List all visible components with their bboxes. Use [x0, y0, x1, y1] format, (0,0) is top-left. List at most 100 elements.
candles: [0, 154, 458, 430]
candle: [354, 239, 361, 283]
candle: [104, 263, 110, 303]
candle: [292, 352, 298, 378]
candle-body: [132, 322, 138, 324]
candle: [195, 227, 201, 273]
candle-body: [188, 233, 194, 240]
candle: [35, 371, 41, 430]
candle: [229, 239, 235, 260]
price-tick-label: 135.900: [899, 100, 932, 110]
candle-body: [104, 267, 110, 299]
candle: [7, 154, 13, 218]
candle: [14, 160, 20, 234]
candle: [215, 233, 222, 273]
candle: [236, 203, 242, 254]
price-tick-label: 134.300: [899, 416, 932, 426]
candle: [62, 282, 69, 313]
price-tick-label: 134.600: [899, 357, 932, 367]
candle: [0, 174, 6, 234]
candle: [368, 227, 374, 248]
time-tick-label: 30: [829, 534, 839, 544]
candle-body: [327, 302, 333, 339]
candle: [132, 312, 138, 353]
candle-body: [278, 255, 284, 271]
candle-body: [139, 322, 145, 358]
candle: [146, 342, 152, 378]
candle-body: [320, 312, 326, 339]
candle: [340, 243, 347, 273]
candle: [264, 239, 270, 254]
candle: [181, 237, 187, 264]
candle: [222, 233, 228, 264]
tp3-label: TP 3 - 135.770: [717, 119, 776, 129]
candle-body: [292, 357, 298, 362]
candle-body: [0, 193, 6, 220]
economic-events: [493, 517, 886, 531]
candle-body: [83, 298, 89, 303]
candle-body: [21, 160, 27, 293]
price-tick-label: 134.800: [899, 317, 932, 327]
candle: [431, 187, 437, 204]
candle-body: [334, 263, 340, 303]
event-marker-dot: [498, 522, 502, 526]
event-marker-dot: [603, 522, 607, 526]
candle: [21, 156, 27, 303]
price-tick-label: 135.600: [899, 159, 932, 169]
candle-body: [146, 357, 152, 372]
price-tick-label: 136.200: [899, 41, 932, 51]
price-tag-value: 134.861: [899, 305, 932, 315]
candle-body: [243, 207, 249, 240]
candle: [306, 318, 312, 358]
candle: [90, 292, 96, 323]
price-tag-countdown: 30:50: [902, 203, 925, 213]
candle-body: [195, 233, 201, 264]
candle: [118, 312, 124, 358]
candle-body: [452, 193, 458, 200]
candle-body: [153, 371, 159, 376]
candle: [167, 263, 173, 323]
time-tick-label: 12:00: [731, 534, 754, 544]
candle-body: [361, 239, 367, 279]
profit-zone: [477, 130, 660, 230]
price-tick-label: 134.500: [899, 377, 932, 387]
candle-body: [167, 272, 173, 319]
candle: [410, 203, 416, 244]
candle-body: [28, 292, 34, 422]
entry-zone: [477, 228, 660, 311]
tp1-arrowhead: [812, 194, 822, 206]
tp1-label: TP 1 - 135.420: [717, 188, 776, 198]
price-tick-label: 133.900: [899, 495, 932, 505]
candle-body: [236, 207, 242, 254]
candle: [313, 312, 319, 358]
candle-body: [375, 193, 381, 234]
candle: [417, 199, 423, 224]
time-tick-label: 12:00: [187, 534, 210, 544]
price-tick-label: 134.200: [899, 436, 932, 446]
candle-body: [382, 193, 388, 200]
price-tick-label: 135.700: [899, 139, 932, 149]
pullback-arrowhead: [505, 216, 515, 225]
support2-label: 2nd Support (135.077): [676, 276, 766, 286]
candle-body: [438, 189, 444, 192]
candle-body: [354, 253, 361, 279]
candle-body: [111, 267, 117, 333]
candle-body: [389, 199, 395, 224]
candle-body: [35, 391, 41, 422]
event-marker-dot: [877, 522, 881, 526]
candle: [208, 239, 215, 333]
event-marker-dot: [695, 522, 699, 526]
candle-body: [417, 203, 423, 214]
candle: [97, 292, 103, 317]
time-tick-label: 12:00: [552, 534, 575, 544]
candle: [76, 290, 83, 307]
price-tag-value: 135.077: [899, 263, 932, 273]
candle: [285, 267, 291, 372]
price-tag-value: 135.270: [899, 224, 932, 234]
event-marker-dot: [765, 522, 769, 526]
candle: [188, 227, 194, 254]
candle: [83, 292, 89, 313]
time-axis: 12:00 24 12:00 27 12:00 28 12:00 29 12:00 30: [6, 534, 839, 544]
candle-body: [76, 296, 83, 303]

Problem to work on -> Can you rename "price-tick-label" to "price-axis-label" everywhere in the data above and give all the lines again, with nothing else changed?

Solution to the exercise ->
List all visible components with their bboxes. Use [x0, y0, x1, y1] format, (0,0) is top-left. List at most 100 elements.
candles: [0, 154, 458, 430]
candle: [354, 239, 361, 283]
candle: [104, 263, 110, 303]
candle: [292, 352, 298, 378]
candle-body: [132, 322, 138, 324]
candle: [195, 227, 201, 273]
candle-body: [188, 233, 194, 240]
candle: [35, 371, 41, 430]
candle: [229, 239, 235, 260]
price-axis-label: 135.900: [899, 100, 932, 110]
candle-body: [104, 267, 110, 299]
candle: [7, 154, 13, 218]
candle: [14, 160, 20, 234]
candle: [215, 233, 222, 273]
candle: [236, 203, 242, 254]
price-axis-label: 134.300: [899, 416, 932, 426]
candle: [62, 282, 69, 313]
price-axis-label: 134.600: [899, 357, 932, 367]
candle: [0, 174, 6, 234]
candle: [368, 227, 374, 248]
time-tick-label: 30: [829, 534, 839, 544]
candle-body: [327, 302, 333, 339]
candle: [132, 312, 138, 353]
candle-body: [278, 255, 284, 271]
candle-body: [139, 322, 145, 358]
candle: [146, 342, 152, 378]
candle-body: [320, 312, 326, 339]
candle: [340, 243, 347, 273]
candle: [264, 239, 270, 254]
candle: [181, 237, 187, 264]
candle: [222, 233, 228, 264]
tp3-label: TP 3 - 135.770: [717, 119, 776, 129]
candle-body: [292, 357, 298, 362]
candle-body: [0, 193, 6, 220]
economic-events: [493, 517, 886, 531]
candle-body: [83, 298, 89, 303]
candle-body: [21, 160, 27, 293]
price-axis-label: 134.800: [899, 317, 932, 327]
candle: [431, 187, 437, 204]
candle-body: [334, 263, 340, 303]
event-marker-dot: [498, 522, 502, 526]
event-marker-dot: [603, 522, 607, 526]
candle: [21, 156, 27, 303]
price-axis-label: 135.600: [899, 159, 932, 169]
candle-body: [146, 357, 152, 372]
price-axis-label: 136.200: [899, 41, 932, 51]
price-tag-value: 134.861: [899, 305, 932, 315]
candle-body: [243, 207, 249, 240]
candle: [306, 318, 312, 358]
candle: [90, 292, 96, 323]
price-tag-countdown: 30:50: [902, 203, 925, 213]
candle-body: [195, 233, 201, 264]
candle: [118, 312, 124, 358]
candle-body: [452, 193, 458, 200]
candle-body: [153, 371, 159, 376]
candle: [167, 263, 173, 323]
time-tick-label: 12:00: [731, 534, 754, 544]
candle-body: [361, 239, 367, 279]
profit-zone: [477, 130, 660, 230]
price-axis-label: 134.500: [899, 377, 932, 387]
candle-body: [167, 272, 173, 319]
candle: [410, 203, 416, 244]
candle-body: [28, 292, 34, 422]
entry-zone: [477, 228, 660, 311]
tp1-arrowhead: [812, 194, 822, 206]
tp1-label: TP 1 - 135.420: [717, 188, 776, 198]
price-axis-label: 133.900: [899, 495, 932, 505]
candle-body: [236, 207, 242, 254]
candle: [313, 312, 319, 358]
candle-body: [375, 193, 381, 234]
candle: [417, 199, 423, 224]
time-tick-label: 12:00: [187, 534, 210, 544]
price-axis-label: 134.200: [899, 436, 932, 446]
candle-body: [382, 193, 388, 200]
price-axis-label: 135.700: [899, 139, 932, 149]
pullback-arrowhead: [505, 216, 515, 225]
support2-label: 2nd Support (135.077): [676, 276, 766, 286]
candle-body: [438, 189, 444, 192]
candle-body: [354, 253, 361, 279]
candle-body: [111, 267, 117, 333]
candle-body: [389, 199, 395, 224]
candle-body: [35, 391, 41, 422]
event-marker-dot: [877, 522, 881, 526]
candle: [208, 239, 215, 333]
event-marker-dot: [695, 522, 699, 526]
candle-body: [417, 203, 423, 214]
candle: [97, 292, 103, 317]
time-tick-label: 12:00: [552, 534, 575, 544]
candle: [76, 290, 83, 307]
price-tag-value: 135.077: [899, 263, 932, 273]
candle: [285, 267, 291, 372]
price-tag-value: 135.270: [899, 224, 932, 234]
event-marker-dot: [765, 522, 769, 526]
candle: [188, 227, 194, 254]
candle: [83, 292, 89, 313]
time-axis: 12:00 24 12:00 27 12:00 28 12:00 29 12:00 30: [6, 534, 839, 544]
candle-body: [76, 296, 83, 303]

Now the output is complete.